## PROBLEM DESCRIPTION
Set out each line from the following listing that includes the word "ธกฤต".

## TASK INPUTS

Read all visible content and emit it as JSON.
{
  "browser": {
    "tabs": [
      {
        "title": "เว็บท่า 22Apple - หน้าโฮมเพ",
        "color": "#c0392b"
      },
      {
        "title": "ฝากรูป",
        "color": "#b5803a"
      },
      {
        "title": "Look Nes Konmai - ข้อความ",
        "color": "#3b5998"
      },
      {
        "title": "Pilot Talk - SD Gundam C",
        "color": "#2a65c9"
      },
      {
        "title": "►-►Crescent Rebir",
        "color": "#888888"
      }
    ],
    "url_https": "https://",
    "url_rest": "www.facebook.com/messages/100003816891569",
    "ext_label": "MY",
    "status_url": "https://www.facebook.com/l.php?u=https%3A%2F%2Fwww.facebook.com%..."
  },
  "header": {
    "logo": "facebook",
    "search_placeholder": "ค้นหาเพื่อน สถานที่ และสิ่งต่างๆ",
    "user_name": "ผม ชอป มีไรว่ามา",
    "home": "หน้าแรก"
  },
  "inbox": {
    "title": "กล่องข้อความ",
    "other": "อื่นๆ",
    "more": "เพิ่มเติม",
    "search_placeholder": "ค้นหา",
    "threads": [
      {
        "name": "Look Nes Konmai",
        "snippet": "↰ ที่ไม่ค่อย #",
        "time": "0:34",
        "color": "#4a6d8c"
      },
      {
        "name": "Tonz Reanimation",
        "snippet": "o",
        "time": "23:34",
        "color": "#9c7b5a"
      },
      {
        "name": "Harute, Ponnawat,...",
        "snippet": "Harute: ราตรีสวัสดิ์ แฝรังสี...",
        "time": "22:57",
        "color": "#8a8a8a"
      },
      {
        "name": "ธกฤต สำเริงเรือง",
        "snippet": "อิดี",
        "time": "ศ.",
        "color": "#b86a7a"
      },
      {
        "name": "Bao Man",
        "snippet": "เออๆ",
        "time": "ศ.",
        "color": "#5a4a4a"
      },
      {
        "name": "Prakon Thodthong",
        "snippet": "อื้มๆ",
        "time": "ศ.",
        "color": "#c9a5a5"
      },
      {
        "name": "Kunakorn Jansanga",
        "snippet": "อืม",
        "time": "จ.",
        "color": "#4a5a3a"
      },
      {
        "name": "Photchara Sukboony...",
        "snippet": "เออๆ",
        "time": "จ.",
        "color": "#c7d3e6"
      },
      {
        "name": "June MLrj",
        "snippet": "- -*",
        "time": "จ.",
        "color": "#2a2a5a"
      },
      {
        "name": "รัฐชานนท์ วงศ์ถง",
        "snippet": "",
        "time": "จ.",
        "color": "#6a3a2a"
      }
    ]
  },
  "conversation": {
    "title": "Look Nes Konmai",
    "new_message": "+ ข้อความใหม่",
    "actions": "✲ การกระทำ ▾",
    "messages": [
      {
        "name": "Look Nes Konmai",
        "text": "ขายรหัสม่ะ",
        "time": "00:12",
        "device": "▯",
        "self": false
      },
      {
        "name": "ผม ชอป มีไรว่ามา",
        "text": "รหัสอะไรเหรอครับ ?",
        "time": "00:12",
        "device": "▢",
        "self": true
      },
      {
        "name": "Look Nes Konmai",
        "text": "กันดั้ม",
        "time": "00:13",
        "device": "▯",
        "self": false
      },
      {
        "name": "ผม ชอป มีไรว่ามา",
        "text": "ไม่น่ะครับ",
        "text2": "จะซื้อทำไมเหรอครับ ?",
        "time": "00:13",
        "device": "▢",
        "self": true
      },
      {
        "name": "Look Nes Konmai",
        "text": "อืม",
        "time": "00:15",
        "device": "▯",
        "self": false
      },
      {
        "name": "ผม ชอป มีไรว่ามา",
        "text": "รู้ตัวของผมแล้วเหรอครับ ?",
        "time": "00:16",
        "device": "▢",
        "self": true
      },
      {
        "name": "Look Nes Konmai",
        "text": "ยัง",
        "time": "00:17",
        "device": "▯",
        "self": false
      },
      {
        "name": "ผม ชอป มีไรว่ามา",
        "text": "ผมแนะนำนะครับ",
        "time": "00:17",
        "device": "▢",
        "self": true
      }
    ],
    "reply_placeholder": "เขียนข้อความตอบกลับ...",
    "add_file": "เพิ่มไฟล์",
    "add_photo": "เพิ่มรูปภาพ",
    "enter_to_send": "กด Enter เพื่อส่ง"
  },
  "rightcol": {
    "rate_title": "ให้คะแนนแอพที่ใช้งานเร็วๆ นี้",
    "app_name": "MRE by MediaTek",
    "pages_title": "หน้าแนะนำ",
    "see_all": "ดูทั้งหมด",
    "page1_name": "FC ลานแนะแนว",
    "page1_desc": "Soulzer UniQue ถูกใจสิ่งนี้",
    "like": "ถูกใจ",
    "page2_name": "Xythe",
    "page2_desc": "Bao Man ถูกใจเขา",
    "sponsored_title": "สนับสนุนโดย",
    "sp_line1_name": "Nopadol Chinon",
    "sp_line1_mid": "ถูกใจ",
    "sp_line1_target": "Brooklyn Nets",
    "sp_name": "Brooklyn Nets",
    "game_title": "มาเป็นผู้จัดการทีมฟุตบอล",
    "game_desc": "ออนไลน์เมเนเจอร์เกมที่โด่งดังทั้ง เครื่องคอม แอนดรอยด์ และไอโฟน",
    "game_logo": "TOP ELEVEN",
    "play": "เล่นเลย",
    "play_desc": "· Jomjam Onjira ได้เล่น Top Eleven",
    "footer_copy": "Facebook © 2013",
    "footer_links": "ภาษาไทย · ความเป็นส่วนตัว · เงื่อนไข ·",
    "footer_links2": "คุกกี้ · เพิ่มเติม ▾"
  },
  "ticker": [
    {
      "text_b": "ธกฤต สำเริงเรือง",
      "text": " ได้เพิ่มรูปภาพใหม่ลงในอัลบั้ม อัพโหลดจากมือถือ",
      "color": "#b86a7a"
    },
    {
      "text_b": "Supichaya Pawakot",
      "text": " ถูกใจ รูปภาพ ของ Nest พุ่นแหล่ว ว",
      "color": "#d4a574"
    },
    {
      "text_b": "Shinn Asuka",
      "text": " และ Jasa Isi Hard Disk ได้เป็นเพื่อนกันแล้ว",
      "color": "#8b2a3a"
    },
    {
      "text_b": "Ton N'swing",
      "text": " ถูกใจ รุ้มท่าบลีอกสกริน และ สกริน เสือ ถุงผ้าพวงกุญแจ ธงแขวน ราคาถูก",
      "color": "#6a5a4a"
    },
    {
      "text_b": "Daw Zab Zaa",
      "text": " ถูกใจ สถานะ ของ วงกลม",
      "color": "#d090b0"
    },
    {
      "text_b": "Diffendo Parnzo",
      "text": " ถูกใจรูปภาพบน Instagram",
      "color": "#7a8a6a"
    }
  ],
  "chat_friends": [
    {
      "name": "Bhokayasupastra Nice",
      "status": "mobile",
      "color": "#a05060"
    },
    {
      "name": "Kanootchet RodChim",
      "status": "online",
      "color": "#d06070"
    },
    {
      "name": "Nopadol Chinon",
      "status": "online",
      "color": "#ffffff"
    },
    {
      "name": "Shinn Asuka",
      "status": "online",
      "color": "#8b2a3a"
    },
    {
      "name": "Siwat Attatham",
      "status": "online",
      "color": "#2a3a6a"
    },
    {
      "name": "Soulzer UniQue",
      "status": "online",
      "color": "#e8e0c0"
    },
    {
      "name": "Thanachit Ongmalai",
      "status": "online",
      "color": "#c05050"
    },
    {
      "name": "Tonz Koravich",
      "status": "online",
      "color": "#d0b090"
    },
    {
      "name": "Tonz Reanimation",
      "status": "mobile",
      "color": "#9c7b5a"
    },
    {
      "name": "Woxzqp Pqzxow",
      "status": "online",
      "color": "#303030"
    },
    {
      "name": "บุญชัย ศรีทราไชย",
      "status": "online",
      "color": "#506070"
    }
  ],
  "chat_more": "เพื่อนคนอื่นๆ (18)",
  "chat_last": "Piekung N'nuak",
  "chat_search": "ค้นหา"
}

## RESPONSE
        "name": "ธกฤต สำเริงเรือง",
      "text_b": "ธกฤต สำเริงเรือง",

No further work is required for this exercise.